* **Task inputs**:
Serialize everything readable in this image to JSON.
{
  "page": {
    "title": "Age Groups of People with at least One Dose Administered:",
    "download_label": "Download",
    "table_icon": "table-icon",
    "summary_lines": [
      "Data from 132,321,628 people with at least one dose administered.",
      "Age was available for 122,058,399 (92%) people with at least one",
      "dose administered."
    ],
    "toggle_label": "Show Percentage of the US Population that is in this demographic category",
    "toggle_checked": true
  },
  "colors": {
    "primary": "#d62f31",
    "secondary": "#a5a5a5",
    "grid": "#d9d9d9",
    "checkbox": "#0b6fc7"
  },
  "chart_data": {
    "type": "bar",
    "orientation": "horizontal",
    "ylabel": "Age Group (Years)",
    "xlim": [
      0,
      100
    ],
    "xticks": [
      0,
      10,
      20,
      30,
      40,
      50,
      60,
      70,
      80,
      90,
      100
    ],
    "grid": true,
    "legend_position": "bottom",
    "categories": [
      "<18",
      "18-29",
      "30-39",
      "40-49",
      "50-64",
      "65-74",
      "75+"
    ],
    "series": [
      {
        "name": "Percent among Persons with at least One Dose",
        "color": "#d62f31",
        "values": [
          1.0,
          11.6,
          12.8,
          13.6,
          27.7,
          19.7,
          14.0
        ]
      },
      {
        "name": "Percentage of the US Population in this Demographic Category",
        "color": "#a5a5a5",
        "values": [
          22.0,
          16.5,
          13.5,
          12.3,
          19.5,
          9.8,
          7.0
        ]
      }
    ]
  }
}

* **Short task**:
Locate the word "this" in the data above. Copy every line carrying it.

* **Finished exercise**:
Serialize everything readable in this image to JSON.
    "toggle_label": "Show Percentage of the US Population that is in this demographic category",
        "name": "Percentage of the US Population in this Demographic Category",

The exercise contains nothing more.